> **What to work on**:
The data below must be copied in full and without any change.
[Start of Raw data]
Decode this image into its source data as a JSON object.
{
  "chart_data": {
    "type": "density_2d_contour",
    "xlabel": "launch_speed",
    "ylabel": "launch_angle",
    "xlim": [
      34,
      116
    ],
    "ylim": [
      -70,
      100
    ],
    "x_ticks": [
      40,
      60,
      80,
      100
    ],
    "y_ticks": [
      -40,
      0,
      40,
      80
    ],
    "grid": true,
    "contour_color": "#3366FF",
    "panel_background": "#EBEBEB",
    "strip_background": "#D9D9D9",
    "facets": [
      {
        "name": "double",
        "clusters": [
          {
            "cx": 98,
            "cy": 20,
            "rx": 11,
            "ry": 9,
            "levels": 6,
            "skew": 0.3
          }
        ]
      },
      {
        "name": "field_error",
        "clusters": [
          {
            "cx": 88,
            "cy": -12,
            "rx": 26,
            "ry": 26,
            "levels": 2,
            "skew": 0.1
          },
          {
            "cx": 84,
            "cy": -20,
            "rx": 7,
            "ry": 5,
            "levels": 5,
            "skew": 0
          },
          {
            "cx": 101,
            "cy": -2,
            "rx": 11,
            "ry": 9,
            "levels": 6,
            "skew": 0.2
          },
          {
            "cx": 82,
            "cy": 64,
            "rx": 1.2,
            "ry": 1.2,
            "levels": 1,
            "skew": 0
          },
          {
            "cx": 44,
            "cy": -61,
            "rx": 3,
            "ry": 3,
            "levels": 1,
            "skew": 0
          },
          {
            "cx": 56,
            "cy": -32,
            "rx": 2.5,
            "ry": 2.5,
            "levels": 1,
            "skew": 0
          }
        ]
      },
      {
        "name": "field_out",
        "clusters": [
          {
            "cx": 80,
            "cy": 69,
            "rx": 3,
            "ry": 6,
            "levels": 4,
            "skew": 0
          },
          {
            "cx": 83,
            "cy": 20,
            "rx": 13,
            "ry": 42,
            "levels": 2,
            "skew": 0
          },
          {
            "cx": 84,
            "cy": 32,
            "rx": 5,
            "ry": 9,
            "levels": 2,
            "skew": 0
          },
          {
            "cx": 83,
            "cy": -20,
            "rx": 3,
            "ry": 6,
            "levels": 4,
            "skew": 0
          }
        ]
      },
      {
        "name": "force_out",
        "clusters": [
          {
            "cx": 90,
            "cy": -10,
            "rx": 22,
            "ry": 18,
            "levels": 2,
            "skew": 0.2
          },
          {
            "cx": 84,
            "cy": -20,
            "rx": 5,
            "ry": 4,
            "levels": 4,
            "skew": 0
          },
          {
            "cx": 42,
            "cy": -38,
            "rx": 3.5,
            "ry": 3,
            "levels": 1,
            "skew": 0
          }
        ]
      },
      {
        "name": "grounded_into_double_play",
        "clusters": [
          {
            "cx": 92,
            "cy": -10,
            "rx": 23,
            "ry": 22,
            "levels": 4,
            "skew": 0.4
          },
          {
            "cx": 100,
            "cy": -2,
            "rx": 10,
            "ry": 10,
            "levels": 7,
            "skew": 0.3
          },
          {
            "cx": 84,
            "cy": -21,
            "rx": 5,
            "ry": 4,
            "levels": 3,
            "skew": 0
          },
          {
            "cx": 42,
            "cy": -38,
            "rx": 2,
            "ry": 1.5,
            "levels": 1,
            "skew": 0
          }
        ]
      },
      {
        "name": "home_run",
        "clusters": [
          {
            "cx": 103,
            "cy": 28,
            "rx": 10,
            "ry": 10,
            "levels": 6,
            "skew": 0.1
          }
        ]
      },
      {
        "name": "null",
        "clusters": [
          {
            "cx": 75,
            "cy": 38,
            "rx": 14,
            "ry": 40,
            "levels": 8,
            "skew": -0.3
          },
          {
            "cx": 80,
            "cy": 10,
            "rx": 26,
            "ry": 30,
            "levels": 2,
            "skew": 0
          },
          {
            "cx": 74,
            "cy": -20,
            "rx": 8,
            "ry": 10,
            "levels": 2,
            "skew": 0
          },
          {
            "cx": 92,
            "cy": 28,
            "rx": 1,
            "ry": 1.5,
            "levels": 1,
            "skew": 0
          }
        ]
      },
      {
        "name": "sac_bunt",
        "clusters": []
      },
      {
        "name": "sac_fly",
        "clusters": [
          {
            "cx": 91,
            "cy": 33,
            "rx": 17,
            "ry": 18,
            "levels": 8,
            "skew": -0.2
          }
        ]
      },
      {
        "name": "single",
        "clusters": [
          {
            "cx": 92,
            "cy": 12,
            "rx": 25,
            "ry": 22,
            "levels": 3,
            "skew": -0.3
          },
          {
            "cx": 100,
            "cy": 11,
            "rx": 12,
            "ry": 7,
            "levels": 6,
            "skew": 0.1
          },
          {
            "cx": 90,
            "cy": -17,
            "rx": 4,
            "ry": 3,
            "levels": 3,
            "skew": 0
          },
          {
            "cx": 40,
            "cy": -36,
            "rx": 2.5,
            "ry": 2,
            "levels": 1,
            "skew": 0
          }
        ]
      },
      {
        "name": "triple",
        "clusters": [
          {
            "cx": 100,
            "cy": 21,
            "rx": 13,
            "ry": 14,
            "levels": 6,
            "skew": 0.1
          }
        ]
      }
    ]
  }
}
[End of Raw data]
> **Finished exercise**:
Decode this image into its source data as a JSON object.
{
  "chart_data": {
    "type": "density_2d_contour",
    "xlabel": "launch_speed",
    "ylabel": "launch_angle",
    "xlim": [
      34,
      116
    ],
    "ylim": [
      -70,
      100
    ],
    "x_ticks": [
      40,
      60,
      80,
      100
    ],
    "y_ticks": [
      -40,
      0,
      40,
      80
    ],
    "grid": true,
    "contour_color": "#3366FF",
    "panel_background": "#EBEBEB",
    "strip_background": "#D9D9D9",
    "facets": [
      {
        "name": "double",
        "clusters": [
          {
            "cx": 98,
            "cy": 20,
            "rx": 11,
            "ry": 9,
            "levels": 6,
            "skew": 0.3
          }
        ]
      },
      {
        "name": "field_error",
        "clusters": [
          {
            "cx": 88,
            "cy": -12,
            "rx": 26,
            "ry": 26,
            "levels": 2,
            "skew": 0.1
          },
          {
            "cx": 84,
            "cy": -20,
            "rx": 7,
            "ry": 5,
            "levels": 5,
            "skew": 0
          },
          {
            "cx": 101,
            "cy": -2,
            "rx": 11,
            "ry": 9,
            "levels": 6,
            "skew": 0.2
          },
          {
            "cx": 82,
            "cy": 64,
            "rx": 1.2,
            "ry": 1.2,
            "levels": 1,
            "skew": 0
          },
          {
            "cx": 44,
            "cy": -61,
            "rx": 3,
            "ry": 3,
            "levels": 1,
            "skew": 0
          },
          {
            "cx": 56,
            "cy": -32,
            "rx": 2.5,
            "ry": 2.5,
            "levels": 1,
            "skew": 0
          }
        ]
      },
      {
        "name": "field_out",
        "clusters": [
          {
            "cx": 80,
            "cy": 69,
            "rx": 3,
            "ry": 6,
            "levels": 4,
            "skew": 0
          },
          {
            "cx": 83,
            "cy": 20,
            "rx": 13,
            "ry": 42,
            "levels": 2,
            "skew": 0
          },
          {
            "cx": 84,
            "cy": 32,
            "rx": 5,
            "ry": 9,
            "levels": 2,
            "skew": 0
          },
          {
            "cx": 83,
            "cy": -20,
            "rx": 3,
            "ry": 6,
            "levels": 4,
            "skew": 0
          }
        ]
      },
      {
        "name": "force_out",
        "clusters": [
          {
            "cx": 90,
            "cy": -10,
            "rx": 22,
            "ry": 18,
            "levels": 2,
            "skew": 0.2
          },
          {
            "cx": 84,
            "cy": -20,
            "rx": 5,
            "ry": 4,
            "levels": 4,
            "skew": 0
          },
          {
            "cx": 42,
            "cy": -38,
            "rx": 3.5,
            "ry": 3,
            "levels": 1,
            "skew": 0
          }
        ]
      },
      {
        "name": "grounded_into_double_play",
        "clusters": [
          {
            "cx": 92,
            "cy": -10,
            "rx": 23,
            "ry": 22,
            "levels": 4,
            "skew": 0.4
          },
          {
            "cx": 100,
            "cy": -2,
            "rx": 10,
            "ry": 10,
            "levels": 7,
            "skew": 0.3
          },
          {
            "cx": 84,
            "cy": -21,
            "rx": 5,
            "ry": 4,
            "levels": 3,
            "skew": 0
          },
          {
            "cx": 42,
            "cy": -38,
            "rx": 2,
            "ry": 1.5,
            "levels": 1,
            "skew": 0
          }
        ]
      },
      {
        "name": "home_run",
        "clusters": [
          {
            "cx": 103,
            "cy": 28,
            "rx": 10,
            "ry": 10,
            "levels": 6,
            "skew": 0.1
          }
        ]
      },
      {
        "name": "null",
        "clusters": [
          {
            "cx": 75,
            "cy": 38,
            "rx": 14,
            "ry": 40,
            "levels": 8,
            "skew": -0.3
          },
          {
            "cx": 80,
            "cy": 10,
            "rx": 26,
            "ry": 30,
            "levels": 2,
            "skew": 0
          },
          {
            "cx": 74,
            "cy": -20,
            "rx": 8,
            "ry": 10,
            "levels": 2,
            "skew": 0
          },
          {
            "cx": 92,
            "cy": 28,
            "rx": 1,
            "ry": 1.5,
            "levels": 1,
            "skew": 0
          }
        ]
      },
      {
        "name": "sac_bunt",
        "clusters": []
      },
      {
        "name": "sac_fly",
        "clusters": [
          {
            "cx": 91,
            "cy": 33,
            "rx": 17,
            "ry": 18,
            "levels": 8,
            "skew": -0.2
          }
        ]
      },
      {
        "name": "single",
        "clusters": [
          {
            "cx": 92,
            "cy": 12,
            "rx": 25,
            "ry": 22,
            "levels": 3,
            "skew": -0.3
          },
          {
            "cx": 100,
            "cy": 11,
            "rx": 12,
            "ry": 7,
            "levels": 6,
            "skew": 0.1
          },
          {
            "cx": 90,
            "cy": -17,
            "rx": 4,
            "ry": 3,
            "levels": 3,
            "skew": 0
          },
          {
            "cx": 40,
            "cy": -36,
            "rx": 2.5,
            "ry": 2,
            "levels": 1,
            "skew": 0
          }
        ]
      },
      {
        "name": "triple",
        "clusters": [
          {
            "cx": 100,
            "cy": 21,
            "rx": 13,
            "ry": 14,
            "levels": 6,
            "skew": 0.1
          }
        ]
      }
    ]
  }
}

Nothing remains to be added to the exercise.